_TASK INSTRUCTIONS_. Exclude all pictures, then copy each of the records exactly as written.
========================================
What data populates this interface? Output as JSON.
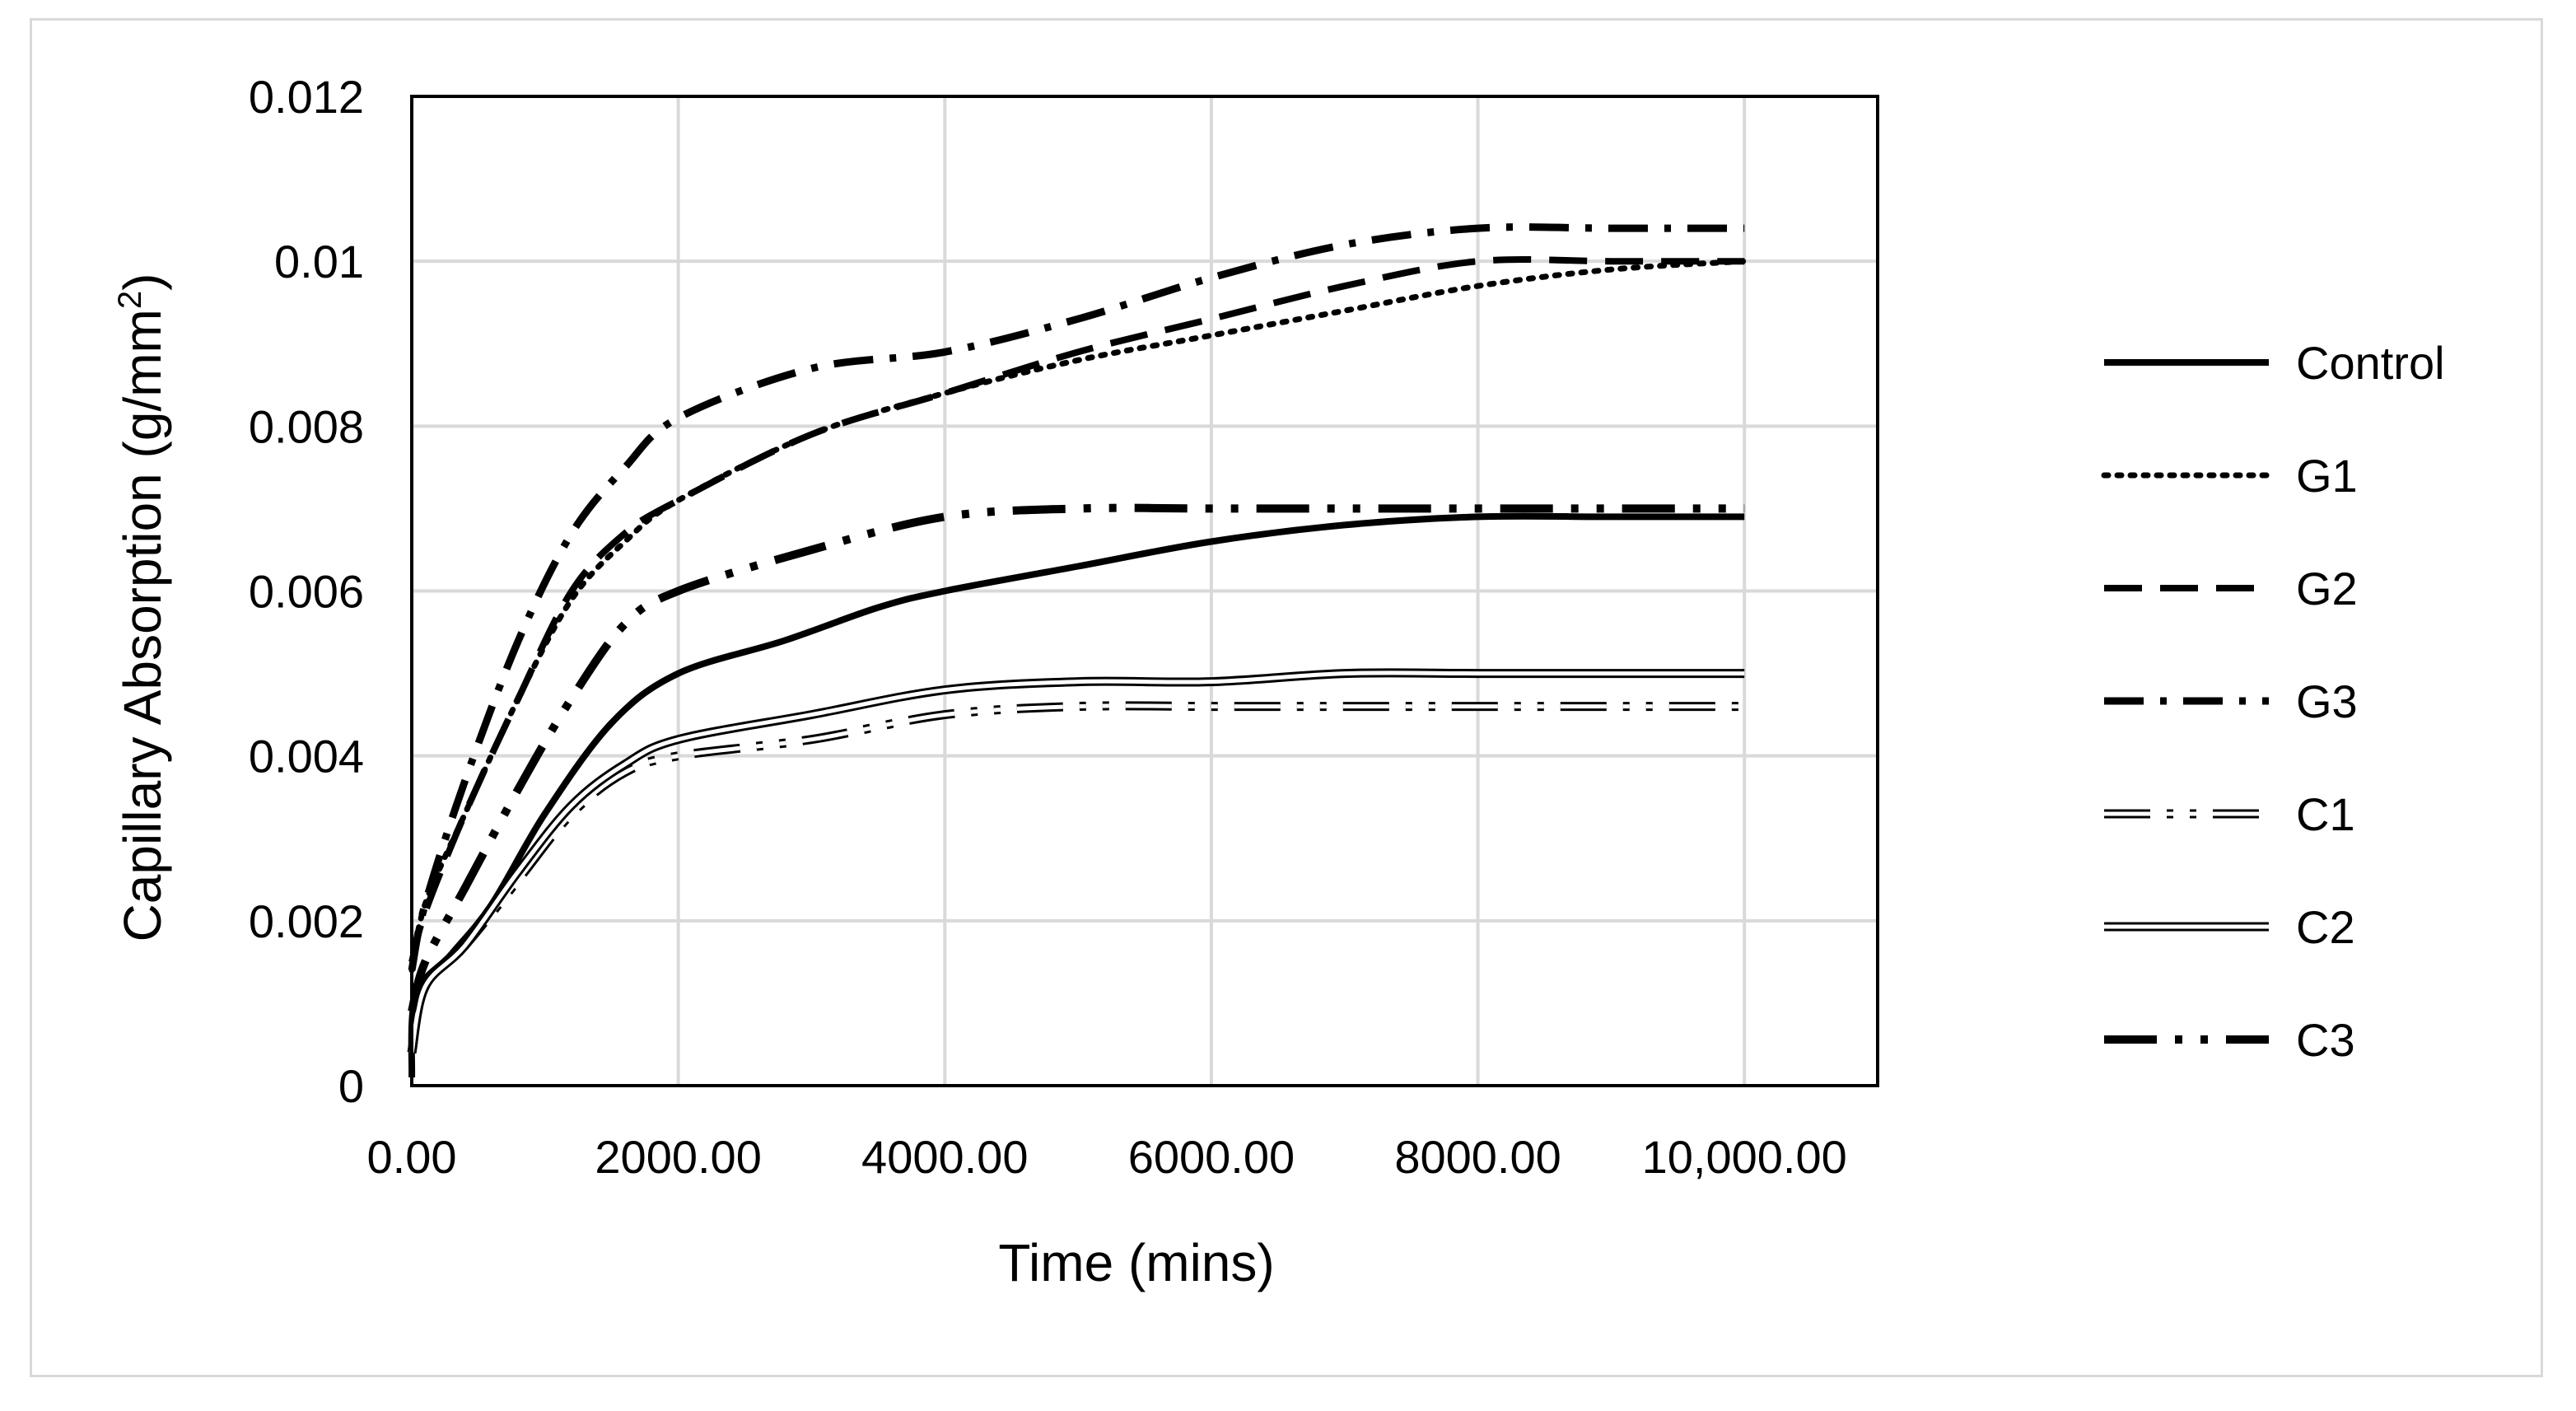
{
  "chart_data": {
    "type": "line",
    "title": "",
    "xlabel": "Time (mins)",
    "ylabel_main": "Capillary Absorption (g/mm",
    "ylabel_sup": "2",
    "ylabel_end": ")",
    "xlim": [
      0,
      11000
    ],
    "ylim": [
      0,
      0.012
    ],
    "x_ticks": [
      0,
      2000,
      4000,
      6000,
      8000,
      10000
    ],
    "x_tick_labels": [
      "0.00",
      "2000.00",
      "4000.00",
      "6000.00",
      "8000.00",
      "10,000.00"
    ],
    "y_ticks": [
      0,
      0.002,
      0.004,
      0.006,
      0.008,
      0.01,
      0.012
    ],
    "y_tick_labels": [
      "0",
      "0.002",
      "0.004",
      "0.006",
      "0.008",
      "0.01",
      "0.012"
    ],
    "grid": true,
    "legend_position": "right",
    "series": [
      {
        "name": "Control",
        "style": "solid-thick",
        "color": "#000000",
        "points": [
          [
            0,
            0.0001
          ],
          [
            30,
            0.0011
          ],
          [
            300,
            0.0016
          ],
          [
            600,
            0.0022
          ],
          [
            1000,
            0.0033
          ],
          [
            1500,
            0.0044
          ],
          [
            2000,
            0.005
          ],
          [
            2800,
            0.0054
          ],
          [
            3500,
            0.0058
          ],
          [
            4000,
            0.006
          ],
          [
            5000,
            0.0063
          ],
          [
            6000,
            0.0066
          ],
          [
            7000,
            0.0068
          ],
          [
            8000,
            0.0069
          ],
          [
            9000,
            0.0069
          ],
          [
            10000,
            0.0069
          ]
        ]
      },
      {
        "name": "G1",
        "style": "dotted",
        "color": "#000000",
        "points": [
          [
            0,
            0.0014
          ],
          [
            100,
            0.0022
          ],
          [
            400,
            0.0033
          ],
          [
            800,
            0.0047
          ],
          [
            1200,
            0.0059
          ],
          [
            1600,
            0.0066
          ],
          [
            2000,
            0.0071
          ],
          [
            3000,
            0.0079
          ],
          [
            4000,
            0.0084
          ],
          [
            5000,
            0.0088
          ],
          [
            6000,
            0.0091
          ],
          [
            7000,
            0.0094
          ],
          [
            8000,
            0.0097
          ],
          [
            9000,
            0.0099
          ],
          [
            10000,
            0.01
          ]
        ]
      },
      {
        "name": "G2",
        "style": "dashed",
        "color": "#000000",
        "points": [
          [
            0,
            0.0015
          ],
          [
            100,
            0.0021
          ],
          [
            400,
            0.0033
          ],
          [
            800,
            0.0047
          ],
          [
            1200,
            0.006
          ],
          [
            1600,
            0.0067
          ],
          [
            2000,
            0.0071
          ],
          [
            3000,
            0.0079
          ],
          [
            4000,
            0.0084
          ],
          [
            5000,
            0.0089
          ],
          [
            6000,
            0.0093
          ],
          [
            7000,
            0.0097
          ],
          [
            8000,
            0.01
          ],
          [
            9000,
            0.01
          ],
          [
            10000,
            0.01
          ]
        ]
      },
      {
        "name": "G3",
        "style": "dash-dot",
        "color": "#000000",
        "points": [
          [
            0,
            0.0014
          ],
          [
            100,
            0.0022
          ],
          [
            400,
            0.0037
          ],
          [
            800,
            0.0054
          ],
          [
            1200,
            0.0067
          ],
          [
            1600,
            0.0075
          ],
          [
            2000,
            0.0081
          ],
          [
            3000,
            0.0087
          ],
          [
            4000,
            0.0089
          ],
          [
            5000,
            0.0093
          ],
          [
            6000,
            0.0098
          ],
          [
            7000,
            0.0102
          ],
          [
            8000,
            0.0104
          ],
          [
            9000,
            0.0104
          ],
          [
            10000,
            0.0104
          ]
        ]
      },
      {
        "name": "C1",
        "style": "double-dash-dot-dot",
        "color": "#000000",
        "points": [
          [
            0,
            0.0004
          ],
          [
            100,
            0.0012
          ],
          [
            400,
            0.0017
          ],
          [
            800,
            0.0025
          ],
          [
            1200,
            0.0033
          ],
          [
            1600,
            0.0038
          ],
          [
            2000,
            0.004
          ],
          [
            3000,
            0.0042
          ],
          [
            4000,
            0.0045
          ],
          [
            5000,
            0.0046
          ],
          [
            6000,
            0.0046
          ],
          [
            7000,
            0.0046
          ],
          [
            8000,
            0.0046
          ],
          [
            9000,
            0.0046
          ],
          [
            10000,
            0.0046
          ]
        ]
      },
      {
        "name": "C2",
        "style": "double-solid",
        "color": "#000000",
        "points": [
          [
            0,
            0.0004
          ],
          [
            100,
            0.0012
          ],
          [
            400,
            0.0017
          ],
          [
            800,
            0.0026
          ],
          [
            1200,
            0.0034
          ],
          [
            1600,
            0.0039
          ],
          [
            2000,
            0.0042
          ],
          [
            3000,
            0.0045
          ],
          [
            4000,
            0.0048
          ],
          [
            5000,
            0.0049
          ],
          [
            6000,
            0.0049
          ],
          [
            7000,
            0.005
          ],
          [
            8000,
            0.005
          ],
          [
            9000,
            0.005
          ],
          [
            10000,
            0.005
          ]
        ]
      },
      {
        "name": "C3",
        "style": "longdash-dot-dot",
        "color": "#000000",
        "points": [
          [
            0,
            0.0009
          ],
          [
            100,
            0.0015
          ],
          [
            400,
            0.0024
          ],
          [
            800,
            0.0036
          ],
          [
            1200,
            0.0047
          ],
          [
            1600,
            0.0056
          ],
          [
            2000,
            0.006
          ],
          [
            3000,
            0.0065
          ],
          [
            4000,
            0.0069
          ],
          [
            5000,
            0.007
          ],
          [
            6000,
            0.007
          ],
          [
            7000,
            0.007
          ],
          [
            8000,
            0.007
          ],
          [
            9000,
            0.007
          ],
          [
            10000,
            0.007
          ]
        ]
      }
    ]
  }
}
========================================
_ANSWER_.
What data populates this interface? Output as JSON.
{
  "chart_data": {
    "type": "line",
    "title": "",
    "xlabel": "Time (mins)",
    "ylabel_main": "Capillary Absorption (g/mm",
    "ylabel_sup": "2",
    "ylabel_end": ")",
    "xlim": [
      0,
      11000
    ],
    "ylim": [
      0,
      0.012
    ],
    "x_ticks": [
      0,
      2000,
      4000,
      6000,
      8000,
      10000
    ],
    "x_tick_labels": [
      "0.00",
      "2000.00",
      "4000.00",
      "6000.00",
      "8000.00",
      "10,000.00"
    ],
    "y_ticks": [
      0,
      0.002,
      0.004,
      0.006,
      0.008,
      0.01,
      0.012
    ],
    "y_tick_labels": [
      "0",
      "0.002",
      "0.004",
      "0.006",
      "0.008",
      "0.01",
      "0.012"
    ],
    "grid": true,
    "legend_position": "right",
    "series": [
      {
        "name": "Control",
        "style": "solid-thick",
        "color": "#000000",
        "points": [
          [
            0,
            0.0001
          ],
          [
            30,
            0.0011
          ],
          [
            300,
            0.0016
          ],
          [
            600,
            0.0022
          ],
          [
            1000,
            0.0033
          ],
          [
            1500,
            0.0044
          ],
          [
            2000,
            0.005
          ],
          [
            2800,
            0.0054
          ],
          [
            3500,
            0.0058
          ],
          [
            4000,
            0.006
          ],
          [
            5000,
            0.0063
          ],
          [
            6000,
            0.0066
          ],
          [
            7000,
            0.0068
          ],
          [
            8000,
            0.0069
          ],
          [
            9000,
            0.0069
          ],
          [
            10000,
            0.0069
          ]
        ]
      },
      {
        "name": "G1",
        "style": "dotted",
        "color": "#000000",
        "points": [
          [
            0,
            0.0014
          ],
          [
            100,
            0.0022
          ],
          [
            400,
            0.0033
          ],
          [
            800,
            0.0047
          ],
          [
            1200,
            0.0059
          ],
          [
            1600,
            0.0066
          ],
          [
            2000,
            0.0071
          ],
          [
            3000,
            0.0079
          ],
          [
            4000,
            0.0084
          ],
          [
            5000,
            0.0088
          ],
          [
            6000,
            0.0091
          ],
          [
            7000,
            0.0094
          ],
          [
            8000,
            0.0097
          ],
          [
            9000,
            0.0099
          ],
          [
            10000,
            0.01
          ]
        ]
      },
      {
        "name": "G2",
        "style": "dashed",
        "color": "#000000",
        "points": [
          [
            0,
            0.0015
          ],
          [
            100,
            0.0021
          ],
          [
            400,
            0.0033
          ],
          [
            800,
            0.0047
          ],
          [
            1200,
            0.006
          ],
          [
            1600,
            0.0067
          ],
          [
            2000,
            0.0071
          ],
          [
            3000,
            0.0079
          ],
          [
            4000,
            0.0084
          ],
          [
            5000,
            0.0089
          ],
          [
            6000,
            0.0093
          ],
          [
            7000,
            0.0097
          ],
          [
            8000,
            0.01
          ],
          [
            9000,
            0.01
          ],
          [
            10000,
            0.01
          ]
        ]
      },
      {
        "name": "G3",
        "style": "dash-dot",
        "color": "#000000",
        "points": [
          [
            0,
            0.0014
          ],
          [
            100,
            0.0022
          ],
          [
            400,
            0.0037
          ],
          [
            800,
            0.0054
          ],
          [
            1200,
            0.0067
          ],
          [
            1600,
            0.0075
          ],
          [
            2000,
            0.0081
          ],
          [
            3000,
            0.0087
          ],
          [
            4000,
            0.0089
          ],
          [
            5000,
            0.0093
          ],
          [
            6000,
            0.0098
          ],
          [
            7000,
            0.0102
          ],
          [
            8000,
            0.0104
          ],
          [
            9000,
            0.0104
          ],
          [
            10000,
            0.0104
          ]
        ]
      },
      {
        "name": "C1",
        "style": "double-dash-dot-dot",
        "color": "#000000",
        "points": [
          [
            0,
            0.0004
          ],
          [
            100,
            0.0012
          ],
          [
            400,
            0.0017
          ],
          [
            800,
            0.0025
          ],
          [
            1200,
            0.0033
          ],
          [
            1600,
            0.0038
          ],
          [
            2000,
            0.004
          ],
          [
            3000,
            0.0042
          ],
          [
            4000,
            0.0045
          ],
          [
            5000,
            0.0046
          ],
          [
            6000,
            0.0046
          ],
          [
            7000,
            0.0046
          ],
          [
            8000,
            0.0046
          ],
          [
            9000,
            0.0046
          ],
          [
            10000,
            0.0046
          ]
        ]
      },
      {
        "name": "C2",
        "style": "double-solid",
        "color": "#000000",
        "points": [
          [
            0,
            0.0004
          ],
          [
            100,
            0.0012
          ],
          [
            400,
            0.0017
          ],
          [
            800,
            0.0026
          ],
          [
            1200,
            0.0034
          ],
          [
            1600,
            0.0039
          ],
          [
            2000,
            0.0042
          ],
          [
            3000,
            0.0045
          ],
          [
            4000,
            0.0048
          ],
          [
            5000,
            0.0049
          ],
          [
            6000,
            0.0049
          ],
          [
            7000,
            0.005
          ],
          [
            8000,
            0.005
          ],
          [
            9000,
            0.005
          ],
          [
            10000,
            0.005
          ]
        ]
      },
      {
        "name": "C3",
        "style": "longdash-dot-dot",
        "color": "#000000",
        "points": [
          [
            0,
            0.0009
          ],
          [
            100,
            0.0015
          ],
          [
            400,
            0.0024
          ],
          [
            800,
            0.0036
          ],
          [
            1200,
            0.0047
          ],
          [
            1600,
            0.0056
          ],
          [
            2000,
            0.006
          ],
          [
            3000,
            0.0065
          ],
          [
            4000,
            0.0069
          ],
          [
            5000,
            0.007
          ],
          [
            6000,
            0.007
          ],
          [
            7000,
            0.007
          ],
          [
            8000,
            0.007
          ],
          [
            9000,
            0.007
          ],
          [
            10000,
            0.007
          ]
        ]
      }
    ]
  }
}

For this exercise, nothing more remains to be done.